═══ Available data ═══

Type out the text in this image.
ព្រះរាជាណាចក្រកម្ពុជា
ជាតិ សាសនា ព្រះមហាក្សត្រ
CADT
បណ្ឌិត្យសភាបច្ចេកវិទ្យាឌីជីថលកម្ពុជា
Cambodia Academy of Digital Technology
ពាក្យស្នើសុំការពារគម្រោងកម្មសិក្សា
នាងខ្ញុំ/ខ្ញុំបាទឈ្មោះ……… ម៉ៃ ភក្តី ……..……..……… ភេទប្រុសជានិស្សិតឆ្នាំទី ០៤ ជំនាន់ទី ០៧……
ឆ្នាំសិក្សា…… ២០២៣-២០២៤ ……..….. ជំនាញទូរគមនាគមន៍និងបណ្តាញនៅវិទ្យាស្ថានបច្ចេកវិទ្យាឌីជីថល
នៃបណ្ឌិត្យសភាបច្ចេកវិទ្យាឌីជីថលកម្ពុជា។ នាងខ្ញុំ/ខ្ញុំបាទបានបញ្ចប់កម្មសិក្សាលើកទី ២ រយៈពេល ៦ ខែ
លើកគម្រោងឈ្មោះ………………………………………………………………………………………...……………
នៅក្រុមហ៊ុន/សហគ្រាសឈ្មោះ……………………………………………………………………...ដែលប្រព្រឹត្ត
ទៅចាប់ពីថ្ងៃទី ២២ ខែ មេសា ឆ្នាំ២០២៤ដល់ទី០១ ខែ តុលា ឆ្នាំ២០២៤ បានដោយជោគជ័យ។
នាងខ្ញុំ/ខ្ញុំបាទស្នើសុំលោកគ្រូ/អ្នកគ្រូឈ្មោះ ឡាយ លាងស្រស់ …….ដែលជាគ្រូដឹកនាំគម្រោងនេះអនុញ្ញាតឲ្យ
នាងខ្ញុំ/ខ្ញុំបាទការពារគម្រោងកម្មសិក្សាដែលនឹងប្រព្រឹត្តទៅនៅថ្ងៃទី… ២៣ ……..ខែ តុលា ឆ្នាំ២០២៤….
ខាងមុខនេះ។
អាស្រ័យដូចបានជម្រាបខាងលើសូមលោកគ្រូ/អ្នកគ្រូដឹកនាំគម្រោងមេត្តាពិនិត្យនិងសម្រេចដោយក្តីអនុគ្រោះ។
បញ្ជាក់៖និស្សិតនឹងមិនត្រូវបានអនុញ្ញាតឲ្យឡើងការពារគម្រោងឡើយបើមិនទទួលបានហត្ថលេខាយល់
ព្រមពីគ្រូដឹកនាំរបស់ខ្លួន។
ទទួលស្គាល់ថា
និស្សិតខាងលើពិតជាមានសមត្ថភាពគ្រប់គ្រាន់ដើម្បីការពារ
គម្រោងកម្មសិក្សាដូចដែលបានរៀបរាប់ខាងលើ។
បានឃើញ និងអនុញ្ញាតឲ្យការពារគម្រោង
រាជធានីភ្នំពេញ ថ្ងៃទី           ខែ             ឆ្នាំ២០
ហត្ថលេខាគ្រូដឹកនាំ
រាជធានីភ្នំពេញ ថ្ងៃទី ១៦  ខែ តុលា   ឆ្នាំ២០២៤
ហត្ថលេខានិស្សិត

═══

## Task requirements
Retype the material in full. Each word must match.

## Expected output
Type out the text in this image.
ព្រះរាជាណាចក្រកម្ពុជា
ជាតិ សាសនា ព្រះមហាក្សត្រ
CADT
បណ្ឌិត្យសភាបច្ចេកវិទ្យាឌីជីថលកម្ពុជា
Cambodia Academy of Digital Technology
ពាក្យស្នើសុំការពារគម្រោងកម្មសិក្សា
នាងខ្ញុំ/ខ្ញុំបាទឈ្មោះ……… ម៉ៃ ភក្តី ……..……..……… ភេទប្រុសជានិស្សិតឆ្នាំទី ០៤ ជំនាន់ទី ០៧……
ឆ្នាំសិក្សា…… ២០២៣-២០២៤ ……..….. ជំនាញទូរគមនាគមន៍និងបណ្តាញនៅវិទ្យាស្ថានបច្ចេកវិទ្យាឌីជីថល
នៃបណ្ឌិត្យសភាបច្ចេកវិទ្យាឌីជីថលកម្ពុជា។ នាងខ្ញុំ/ខ្ញុំបាទបានបញ្ចប់កម្មសិក្សាលើកទី ២ រយៈពេល ៦ ខែ
លើកគម្រោងឈ្មោះ………………………………………………………………………………………...……………
នៅក្រុមហ៊ុន/សហគ្រាសឈ្មោះ……………………………………………………………………...ដែលប្រព្រឹត្ត
ទៅចាប់ពីថ្ងៃទី ២២ ខែ មេសា ឆ្នាំ២០២៤ដល់ទី០១ ខែ តុលា ឆ្នាំ២០២៤ បានដោយជោគជ័យ។
នាងខ្ញុំ/ខ្ញុំបាទស្នើសុំលោកគ្រូ/អ្នកគ្រូឈ្មោះ ឡាយ លាងស្រស់ …….ដែលជាគ្រូដឹកនាំគម្រោងនេះអនុញ្ញាតឲ្យ
នាងខ្ញុំ/ខ្ញុំបាទការពារគម្រោងកម្មសិក្សាដែលនឹងប្រព្រឹត្តទៅនៅថ្ងៃទី… ២៣ ……..ខែ តុលា ឆ្នាំ២០២៤….
ខាងមុខនេះ។
អាស្រ័យដូចបានជម្រាបខាងលើសូមលោកគ្រូ/អ្នកគ្រូដឹកនាំគម្រោងមេត្តាពិនិត្យនិងសម្រេចដោយក្តីអនុគ្រោះ។
បញ្ជាក់៖និស្សិតនឹងមិនត្រូវបានអនុញ្ញាតឲ្យឡើងការពារគម្រោងឡើយបើមិនទទួលបានហត្ថលេខាយល់
ព្រមពីគ្រូដឹកនាំរបស់ខ្លួន។
ទទួលស្គាល់ថា
និស្សិតខាងលើពិតជាមានសមត្ថភាពគ្រប់គ្រាន់ដើម្បីការពារ
គម្រោងកម្មសិក្សាដូចដែលបានរៀបរាប់ខាងលើ។
បានឃើញ និងអនុញ្ញាតឲ្យការពារគម្រោង
រាជធានីភ្នំពេញ ថ្ងៃទី           ខែ             ឆ្នាំ២០
ហត្ថលេខាគ្រូដឹកនាំ
រាជធានីភ្នំពេញ ថ្ងៃទី ១៦  ខែ តុលា   ឆ្នាំ២០២៤
ហត្ថលេខានិស្សិត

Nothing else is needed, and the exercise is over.